## begin Data to process
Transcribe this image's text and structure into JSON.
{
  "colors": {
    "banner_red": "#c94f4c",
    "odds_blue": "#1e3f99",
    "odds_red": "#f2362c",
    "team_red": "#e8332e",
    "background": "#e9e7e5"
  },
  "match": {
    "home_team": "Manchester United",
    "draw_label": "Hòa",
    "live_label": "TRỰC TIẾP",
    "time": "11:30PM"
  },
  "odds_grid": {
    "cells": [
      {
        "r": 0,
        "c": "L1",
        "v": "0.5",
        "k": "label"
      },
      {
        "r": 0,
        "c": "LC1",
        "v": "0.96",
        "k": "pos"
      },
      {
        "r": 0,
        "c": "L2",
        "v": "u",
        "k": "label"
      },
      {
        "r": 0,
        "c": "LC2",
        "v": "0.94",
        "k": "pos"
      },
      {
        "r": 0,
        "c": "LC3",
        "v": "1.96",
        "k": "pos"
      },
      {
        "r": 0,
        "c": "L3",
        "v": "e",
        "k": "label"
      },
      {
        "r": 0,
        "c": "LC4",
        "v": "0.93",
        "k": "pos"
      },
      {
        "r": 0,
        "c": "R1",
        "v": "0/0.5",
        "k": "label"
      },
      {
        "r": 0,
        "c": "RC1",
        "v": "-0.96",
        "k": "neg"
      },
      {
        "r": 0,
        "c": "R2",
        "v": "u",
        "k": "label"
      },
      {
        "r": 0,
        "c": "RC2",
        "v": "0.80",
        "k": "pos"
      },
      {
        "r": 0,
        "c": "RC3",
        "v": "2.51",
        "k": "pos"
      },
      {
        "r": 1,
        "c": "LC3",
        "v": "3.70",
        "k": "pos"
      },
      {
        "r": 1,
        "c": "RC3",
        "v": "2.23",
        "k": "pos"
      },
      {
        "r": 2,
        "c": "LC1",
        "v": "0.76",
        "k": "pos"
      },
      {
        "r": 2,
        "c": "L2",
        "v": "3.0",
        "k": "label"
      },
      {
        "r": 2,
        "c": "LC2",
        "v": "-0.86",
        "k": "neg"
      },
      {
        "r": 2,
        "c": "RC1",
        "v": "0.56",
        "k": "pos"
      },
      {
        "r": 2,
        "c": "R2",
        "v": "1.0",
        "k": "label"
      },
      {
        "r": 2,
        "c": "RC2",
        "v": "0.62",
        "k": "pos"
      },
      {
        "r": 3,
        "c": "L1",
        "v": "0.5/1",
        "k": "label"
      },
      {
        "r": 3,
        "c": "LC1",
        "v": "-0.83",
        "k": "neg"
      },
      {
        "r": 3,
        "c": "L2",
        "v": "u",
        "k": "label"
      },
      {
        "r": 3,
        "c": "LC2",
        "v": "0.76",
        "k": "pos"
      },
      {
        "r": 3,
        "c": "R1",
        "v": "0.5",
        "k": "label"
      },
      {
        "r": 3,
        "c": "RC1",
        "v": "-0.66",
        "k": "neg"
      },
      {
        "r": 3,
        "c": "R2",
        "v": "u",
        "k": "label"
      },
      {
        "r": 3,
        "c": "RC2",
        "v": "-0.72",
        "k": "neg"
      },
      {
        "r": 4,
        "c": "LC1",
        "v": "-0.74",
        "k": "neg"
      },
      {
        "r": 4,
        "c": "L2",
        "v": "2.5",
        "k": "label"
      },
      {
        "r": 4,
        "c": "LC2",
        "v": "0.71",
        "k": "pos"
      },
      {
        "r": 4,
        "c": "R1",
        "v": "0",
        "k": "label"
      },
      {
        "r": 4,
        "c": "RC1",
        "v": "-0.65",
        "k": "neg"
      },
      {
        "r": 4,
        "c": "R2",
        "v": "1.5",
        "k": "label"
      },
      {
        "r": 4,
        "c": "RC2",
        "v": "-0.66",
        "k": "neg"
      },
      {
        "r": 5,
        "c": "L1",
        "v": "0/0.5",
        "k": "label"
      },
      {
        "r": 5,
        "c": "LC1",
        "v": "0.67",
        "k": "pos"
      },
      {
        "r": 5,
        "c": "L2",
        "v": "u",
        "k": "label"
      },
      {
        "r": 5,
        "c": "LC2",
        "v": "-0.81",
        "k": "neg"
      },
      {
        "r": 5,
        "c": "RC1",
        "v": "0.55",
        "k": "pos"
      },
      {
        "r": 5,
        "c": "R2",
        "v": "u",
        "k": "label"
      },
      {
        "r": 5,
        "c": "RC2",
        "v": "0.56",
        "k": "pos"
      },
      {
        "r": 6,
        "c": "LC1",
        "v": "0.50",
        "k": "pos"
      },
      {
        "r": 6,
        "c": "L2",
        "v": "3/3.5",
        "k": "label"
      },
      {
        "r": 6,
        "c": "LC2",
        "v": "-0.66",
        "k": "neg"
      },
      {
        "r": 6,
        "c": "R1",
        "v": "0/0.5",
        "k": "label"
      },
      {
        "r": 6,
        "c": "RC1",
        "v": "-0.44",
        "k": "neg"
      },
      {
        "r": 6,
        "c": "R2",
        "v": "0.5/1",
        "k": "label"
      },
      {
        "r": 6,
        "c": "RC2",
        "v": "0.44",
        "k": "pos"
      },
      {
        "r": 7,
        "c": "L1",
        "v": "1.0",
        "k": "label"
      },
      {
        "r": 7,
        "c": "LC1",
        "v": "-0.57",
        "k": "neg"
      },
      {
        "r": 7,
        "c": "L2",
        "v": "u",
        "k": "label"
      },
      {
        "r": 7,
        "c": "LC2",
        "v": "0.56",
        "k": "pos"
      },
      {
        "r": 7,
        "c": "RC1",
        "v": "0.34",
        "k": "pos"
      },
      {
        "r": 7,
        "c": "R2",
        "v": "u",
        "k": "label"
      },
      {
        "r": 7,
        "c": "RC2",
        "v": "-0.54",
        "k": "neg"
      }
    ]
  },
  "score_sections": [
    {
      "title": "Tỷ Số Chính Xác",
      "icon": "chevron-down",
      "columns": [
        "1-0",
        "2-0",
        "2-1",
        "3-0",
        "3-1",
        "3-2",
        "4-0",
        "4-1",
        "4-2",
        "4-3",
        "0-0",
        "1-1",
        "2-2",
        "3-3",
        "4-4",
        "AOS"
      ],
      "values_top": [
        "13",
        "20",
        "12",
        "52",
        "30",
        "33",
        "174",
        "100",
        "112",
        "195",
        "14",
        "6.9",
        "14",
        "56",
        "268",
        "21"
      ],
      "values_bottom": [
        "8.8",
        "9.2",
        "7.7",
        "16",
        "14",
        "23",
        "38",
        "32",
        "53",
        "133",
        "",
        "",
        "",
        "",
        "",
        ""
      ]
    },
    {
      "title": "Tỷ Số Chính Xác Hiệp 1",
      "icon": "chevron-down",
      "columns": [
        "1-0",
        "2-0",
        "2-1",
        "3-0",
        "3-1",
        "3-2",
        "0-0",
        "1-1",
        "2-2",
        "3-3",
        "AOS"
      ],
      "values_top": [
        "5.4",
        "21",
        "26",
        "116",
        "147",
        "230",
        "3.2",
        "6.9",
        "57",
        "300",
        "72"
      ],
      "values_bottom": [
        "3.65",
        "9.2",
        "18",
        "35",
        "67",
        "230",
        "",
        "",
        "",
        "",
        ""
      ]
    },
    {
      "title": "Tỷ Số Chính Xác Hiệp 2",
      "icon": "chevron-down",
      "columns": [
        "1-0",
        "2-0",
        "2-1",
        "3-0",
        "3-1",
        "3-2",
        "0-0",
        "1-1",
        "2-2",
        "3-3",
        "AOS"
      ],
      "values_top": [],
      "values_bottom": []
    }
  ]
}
## end Data to process
▶ [Set problem]:
Go through the records above and retype each one exactly.

▶ [Final result]:
Transcribe this image's text and structure into JSON.
{
  "colors": {
    "banner_red": "#c94f4c",
    "odds_blue": "#1e3f99",
    "odds_red": "#f2362c",
    "team_red": "#e8332e",
    "background": "#e9e7e5"
  },
  "match": {
    "home_team": "Manchester United",
    "draw_label": "Hòa",
    "live_label": "TRỰC TIẾP",
    "time": "11:30PM"
  },
  "odds_grid": {
    "cells": [
      {
        "r": 0,
        "c": "L1",
        "v": "0.5",
        "k": "label"
      },
      {
        "r": 0,
        "c": "LC1",
        "v": "0.96",
        "k": "pos"
      },
      {
        "r": 0,
        "c": "L2",
        "v": "u",
        "k": "label"
      },
      {
        "r": 0,
        "c": "LC2",
        "v": "0.94",
        "k": "pos"
      },
      {
        "r": 0,
        "c": "LC3",
        "v": "1.96",
        "k": "pos"
      },
      {
        "r": 0,
        "c": "L3",
        "v": "e",
        "k": "label"
      },
      {
        "r": 0,
        "c": "LC4",
        "v": "0.93",
        "k": "pos"
      },
      {
        "r": 0,
        "c": "R1",
        "v": "0/0.5",
        "k": "label"
      },
      {
        "r": 0,
        "c": "RC1",
        "v": "-0.96",
        "k": "neg"
      },
      {
        "r": 0,
        "c": "R2",
        "v": "u",
        "k": "label"
      },
      {
        "r": 0,
        "c": "RC2",
        "v": "0.80",
        "k": "pos"
      },
      {
        "r": 0,
        "c": "RC3",
        "v": "2.51",
        "k": "pos"
      },
      {
        "r": 1,
        "c": "LC3",
        "v": "3.70",
        "k": "pos"
      },
      {
        "r": 1,
        "c": "RC3",
        "v": "2.23",
        "k": "pos"
      },
      {
        "r": 2,
        "c": "LC1",
        "v": "0.76",
        "k": "pos"
      },
      {
        "r": 2,
        "c": "L2",
        "v": "3.0",
        "k": "label"
      },
      {
        "r": 2,
        "c": "LC2",
        "v": "-0.86",
        "k": "neg"
      },
      {
        "r": 2,
        "c": "RC1",
        "v": "0.56",
        "k": "pos"
      },
      {
        "r": 2,
        "c": "R2",
        "v": "1.0",
        "k": "label"
      },
      {
        "r": 2,
        "c": "RC2",
        "v": "0.62",
        "k": "pos"
      },
      {
        "r": 3,
        "c": "L1",
        "v": "0.5/1",
        "k": "label"
      },
      {
        "r": 3,
        "c": "LC1",
        "v": "-0.83",
        "k": "neg"
      },
      {
        "r": 3,
        "c": "L2",
        "v": "u",
        "k": "label"
      },
      {
        "r": 3,
        "c": "LC2",
        "v": "0.76",
        "k": "pos"
      },
      {
        "r": 3,
        "c": "R1",
        "v": "0.5",
        "k": "label"
      },
      {
        "r": 3,
        "c": "RC1",
        "v": "-0.66",
        "k": "neg"
      },
      {
        "r": 3,
        "c": "R2",
        "v": "u",
        "k": "label"
      },
      {
        "r": 3,
        "c": "RC2",
        "v": "-0.72",
        "k": "neg"
      },
      {
        "r": 4,
        "c": "LC1",
        "v": "-0.74",
        "k": "neg"
      },
      {
        "r": 4,
        "c": "L2",
        "v": "2.5",
        "k": "label"
      },
      {
        "r": 4,
        "c": "LC2",
        "v": "0.71",
        "k": "pos"
      },
      {
        "r": 4,
        "c": "R1",
        "v": "0",
        "k": "label"
      },
      {
        "r": 4,
        "c": "RC1",
        "v": "-0.65",
        "k": "neg"
      },
      {
        "r": 4,
        "c": "R2",
        "v": "1.5",
        "k": "label"
      },
      {
        "r": 4,
        "c": "RC2",
        "v": "-0.66",
        "k": "neg"
      },
      {
        "r": 5,
        "c": "L1",
        "v": "0/0.5",
        "k": "label"
      },
      {
        "r": 5,
        "c": "LC1",
        "v": "0.67",
        "k": "pos"
      },
      {
        "r": 5,
        "c": "L2",
        "v": "u",
        "k": "label"
      },
      {
        "r": 5,
        "c": "LC2",
        "v": "-0.81",
        "k": "neg"
      },
      {
        "r": 5,
        "c": "RC1",
        "v": "0.55",
        "k": "pos"
      },
      {
        "r": 5,
        "c": "R2",
        "v": "u",
        "k": "label"
      },
      {
        "r": 5,
        "c": "RC2",
        "v": "0.56",
        "k": "pos"
      },
      {
        "r": 6,
        "c": "LC1",
        "v": "0.50",
        "k": "pos"
      },
      {
        "r": 6,
        "c": "L2",
        "v": "3/3.5",
        "k": "label"
      },
      {
        "r": 6,
        "c": "LC2",
        "v": "-0.66",
        "k": "neg"
      },
      {
        "r": 6,
        "c": "R1",
        "v": "0/0.5",
        "k": "label"
      },
      {
        "r": 6,
        "c": "RC1",
        "v": "-0.44",
        "k": "neg"
      },
      {
        "r": 6,
        "c": "R2",
        "v": "0.5/1",
        "k": "label"
      },
      {
        "r": 6,
        "c": "RC2",
        "v": "0.44",
        "k": "pos"
      },
      {
        "r": 7,
        "c": "L1",
        "v": "1.0",
        "k": "label"
      },
      {
        "r": 7,
        "c": "LC1",
        "v": "-0.57",
        "k": "neg"
      },
      {
        "r": 7,
        "c": "L2",
        "v": "u",
        "k": "label"
      },
      {
        "r": 7,
        "c": "LC2",
        "v": "0.56",
        "k": "pos"
      },
      {
        "r": 7,
        "c": "RC1",
        "v": "0.34",
        "k": "pos"
      },
      {
        "r": 7,
        "c": "R2",
        "v": "u",
        "k": "label"
      },
      {
        "r": 7,
        "c": "RC2",
        "v": "-0.54",
        "k": "neg"
      }
    ]
  },
  "score_sections": [
    {
      "title": "Tỷ Số Chính Xác",
      "icon": "chevron-down",
      "columns": [
        "1-0",
        "2-0",
        "2-1",
        "3-0",
        "3-1",
        "3-2",
        "4-0",
        "4-1",
        "4-2",
        "4-3",
        "0-0",
        "1-1",
        "2-2",
        "3-3",
        "4-4",
        "AOS"
      ],
      "values_top": [
        "13",
        "20",
        "12",
        "52",
        "30",
        "33",
        "174",
        "100",
        "112",
        "195",
        "14",
        "6.9",
        "14",
        "56",
        "268",
        "21"
      ],
      "values_bottom": [
        "8.8",
        "9.2",
        "7.7",
        "16",
        "14",
        "23",
        "38",
        "32",
        "53",
        "133",
        "",
        "",
        "",
        "",
        "",
        ""
      ]
    },
    {
      "title": "Tỷ Số Chính Xác Hiệp 1",
      "icon": "chevron-down",
      "columns": [
        "1-0",
        "2-0",
        "2-1",
        "3-0",
        "3-1",
        "3-2",
        "0-0",
        "1-1",
        "2-2",
        "3-3",
        "AOS"
      ],
      "values_top": [
        "5.4",
        "21",
        "26",
        "116",
        "147",
        "230",
        "3.2",
        "6.9",
        "57",
        "300",
        "72"
      ],
      "values_bottom": [
        "3.65",
        "9.2",
        "18",
        "35",
        "67",
        "230",
        "",
        "",
        "",
        "",
        ""
      ]
    },
    {
      "title": "Tỷ Số Chính Xác Hiệp 2",
      "icon": "chevron-down",
      "columns": [
        "1-0",
        "2-0",
        "2-1",
        "3-0",
        "3-1",
        "3-2",
        "0-0",
        "1-1",
        "2-2",
        "3-3",
        "AOS"
      ],
      "values_top": [],
      "values_bottom": []
    }
  ]
}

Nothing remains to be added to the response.